[Task prompt] Please copy all the lines that follow, word for word.
◆ ◆ ◆
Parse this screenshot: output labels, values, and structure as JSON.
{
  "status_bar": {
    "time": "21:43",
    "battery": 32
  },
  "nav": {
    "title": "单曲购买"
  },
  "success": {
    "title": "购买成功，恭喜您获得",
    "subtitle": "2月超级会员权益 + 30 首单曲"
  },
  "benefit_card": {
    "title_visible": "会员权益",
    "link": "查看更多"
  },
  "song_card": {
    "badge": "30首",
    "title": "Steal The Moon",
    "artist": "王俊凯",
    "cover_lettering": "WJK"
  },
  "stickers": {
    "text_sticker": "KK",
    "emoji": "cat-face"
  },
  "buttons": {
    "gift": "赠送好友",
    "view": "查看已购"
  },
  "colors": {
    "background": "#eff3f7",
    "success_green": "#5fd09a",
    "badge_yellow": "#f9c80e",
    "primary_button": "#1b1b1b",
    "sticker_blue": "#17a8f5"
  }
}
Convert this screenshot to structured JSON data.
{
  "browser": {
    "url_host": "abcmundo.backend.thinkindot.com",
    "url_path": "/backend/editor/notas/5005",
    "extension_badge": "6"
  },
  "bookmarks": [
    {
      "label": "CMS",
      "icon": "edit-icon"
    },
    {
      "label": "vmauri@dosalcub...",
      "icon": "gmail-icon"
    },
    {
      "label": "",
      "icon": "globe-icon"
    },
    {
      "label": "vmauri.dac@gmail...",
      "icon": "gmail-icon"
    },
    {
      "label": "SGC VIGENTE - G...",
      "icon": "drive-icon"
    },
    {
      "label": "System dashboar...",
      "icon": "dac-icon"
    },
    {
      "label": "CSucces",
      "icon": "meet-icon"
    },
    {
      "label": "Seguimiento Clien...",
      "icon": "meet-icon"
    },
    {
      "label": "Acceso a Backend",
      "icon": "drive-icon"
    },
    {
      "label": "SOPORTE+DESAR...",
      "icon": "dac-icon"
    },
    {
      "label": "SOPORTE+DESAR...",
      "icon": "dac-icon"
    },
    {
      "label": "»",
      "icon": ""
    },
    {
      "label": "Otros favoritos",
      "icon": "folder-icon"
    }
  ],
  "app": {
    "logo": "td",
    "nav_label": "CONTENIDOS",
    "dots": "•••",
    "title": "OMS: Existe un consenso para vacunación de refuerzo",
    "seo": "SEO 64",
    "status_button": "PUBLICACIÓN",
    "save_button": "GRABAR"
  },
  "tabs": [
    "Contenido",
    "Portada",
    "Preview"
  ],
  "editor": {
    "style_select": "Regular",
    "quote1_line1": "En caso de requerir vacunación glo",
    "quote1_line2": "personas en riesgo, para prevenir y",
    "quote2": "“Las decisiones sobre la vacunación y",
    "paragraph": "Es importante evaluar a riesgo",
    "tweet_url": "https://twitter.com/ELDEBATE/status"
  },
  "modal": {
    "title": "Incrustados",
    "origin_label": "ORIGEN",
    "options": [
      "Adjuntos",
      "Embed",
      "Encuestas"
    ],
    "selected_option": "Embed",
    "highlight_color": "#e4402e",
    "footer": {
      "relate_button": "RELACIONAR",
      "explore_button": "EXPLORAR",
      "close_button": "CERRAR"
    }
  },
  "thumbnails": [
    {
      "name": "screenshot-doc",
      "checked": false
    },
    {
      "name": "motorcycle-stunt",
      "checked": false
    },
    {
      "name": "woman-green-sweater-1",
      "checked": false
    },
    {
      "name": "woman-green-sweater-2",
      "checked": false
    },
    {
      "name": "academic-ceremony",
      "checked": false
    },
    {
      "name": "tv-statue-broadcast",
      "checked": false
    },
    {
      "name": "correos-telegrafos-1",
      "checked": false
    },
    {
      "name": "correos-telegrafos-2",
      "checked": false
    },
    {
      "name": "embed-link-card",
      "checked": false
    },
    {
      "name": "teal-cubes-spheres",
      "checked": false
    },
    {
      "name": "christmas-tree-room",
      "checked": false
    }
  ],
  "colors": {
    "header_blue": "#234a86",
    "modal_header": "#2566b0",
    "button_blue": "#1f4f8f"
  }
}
◆ ◆ ◆
[Exercise answer]
Parse this screenshot: output labels, values, and structure as JSON.
{
  "status_bar": {
    "time": "21:43",
    "battery": 32
  },
  "nav": {
    "title": "单曲购买"
  },
  "success": {
    "title": "购买成功，恭喜您获得",
    "subtitle": "2月超级会员权益 + 30 首单曲"
  },
  "benefit_card": {
    "title_visible": "会员权益",
    "link": "查看更多"
  },
  "song_card": {
    "badge": "30首",
    "title": "Steal The Moon",
    "artist": "王俊凯",
    "cover_lettering": "WJK"
  },
  "stickers": {
    "text_sticker": "KK",
    "emoji": "cat-face"
  },
  "buttons": {
    "gift": "赠送好友",
    "view": "查看已购"
  },
  "colors": {
    "background": "#eff3f7",
    "success_green": "#5fd09a",
    "badge_yellow": "#f9c80e",
    "primary_button": "#1b1b1b",
    "sticker_blue": "#17a8f5"
  }
}
Convert this screenshot to structured JSON data.
{
  "browser": {
    "url_host": "abcmundo.backend.thinkindot.com",
    "url_path": "/backend/editor/notas/5005",
    "extension_badge": "6"
  },
  "bookmarks": [
    {
      "label": "CMS",
      "icon": "edit-icon"
    },
    {
      "label": "vmauri@dosalcub...",
      "icon": "gmail-icon"
    },
    {
      "label": "",
      "icon": "globe-icon"
    },
    {
      "label": "vmauri.dac@gmail...",
      "icon": "gmail-icon"
    },
    {
      "label": "SGC VIGENTE - G...",
      "icon": "drive-icon"
    },
    {
      "label": "System dashboar...",
      "icon": "dac-icon"
    },
    {
      "label": "CSucces",
      "icon": "meet-icon"
    },
    {
      "label": "Seguimiento Clien...",
      "icon": "meet-icon"
    },
    {
      "label": "Acceso a Backend",
      "icon": "drive-icon"
    },
    {
      "label": "SOPORTE+DESAR...",
      "icon": "dac-icon"
    },
    {
      "label": "SOPORTE+DESAR...",
      "icon": "dac-icon"
    },
    {
      "label": "»",
      "icon": ""
    },
    {
      "label": "Otros favoritos",
      "icon": "folder-icon"
    }
  ],
  "app": {
    "logo": "td",
    "nav_label": "CONTENIDOS",
    "dots": "•••",
    "title": "OMS: Existe un consenso para vacunación de refuerzo",
    "seo": "SEO 64",
    "status_button": "PUBLICACIÓN",
    "save_button": "GRABAR"
  },
  "tabs": [
    "Contenido",
    "Portada",
    "Preview"
  ],
  "editor": {
    "style_select": "Regular",
    "quote1_line1": "En caso de requerir vacunación glo",
    "quote1_line2": "personas en riesgo, para prevenir y",
    "quote2": "“Las decisiones sobre la vacunación y",
    "paragraph": "Es importante evaluar a riesgo",
    "tweet_url": "https://twitter.com/ELDEBATE/status"
  },
  "modal": {
    "title": "Incrustados",
    "origin_label": "ORIGEN",
    "options": [
      "Adjuntos",
      "Embed",
      "Encuestas"
    ],
    "selected_option": "Embed",
    "highlight_color": "#e4402e",
    "footer": {
      "relate_button": "RELACIONAR",
      "explore_button": "EXPLORAR",
      "close_button": "CERRAR"
    }
  },
  "thumbnails": [
    {
      "name": "screenshot-doc",
      "checked": false
    },
    {
      "name": "motorcycle-stunt",
      "checked": false
    },
    {
      "name": "woman-green-sweater-1",
      "checked": false
    },
    {
      "name": "woman-green-sweater-2",
      "checked": false
    },
    {
      "name": "academic-ceremony",
      "checked": false
    },
    {
      "name": "tv-statue-broadcast",
      "checked": false
    },
    {
      "name": "correos-telegrafos-1",
      "checked": false
    },
    {
      "name": "correos-telegrafos-2",
      "checked": false
    },
    {
      "name": "embed-link-card",
      "checked": false
    },
    {
      "name": "teal-cubes-spheres",
      "checked": false
    },
    {
      "name": "christmas-tree-room",
      "checked": false
    }
  ],
  "colors": {
    "header_blue": "#234a86",
    "modal_header": "#2566b0",
    "button_blue": "#1f4f8f"
  }
}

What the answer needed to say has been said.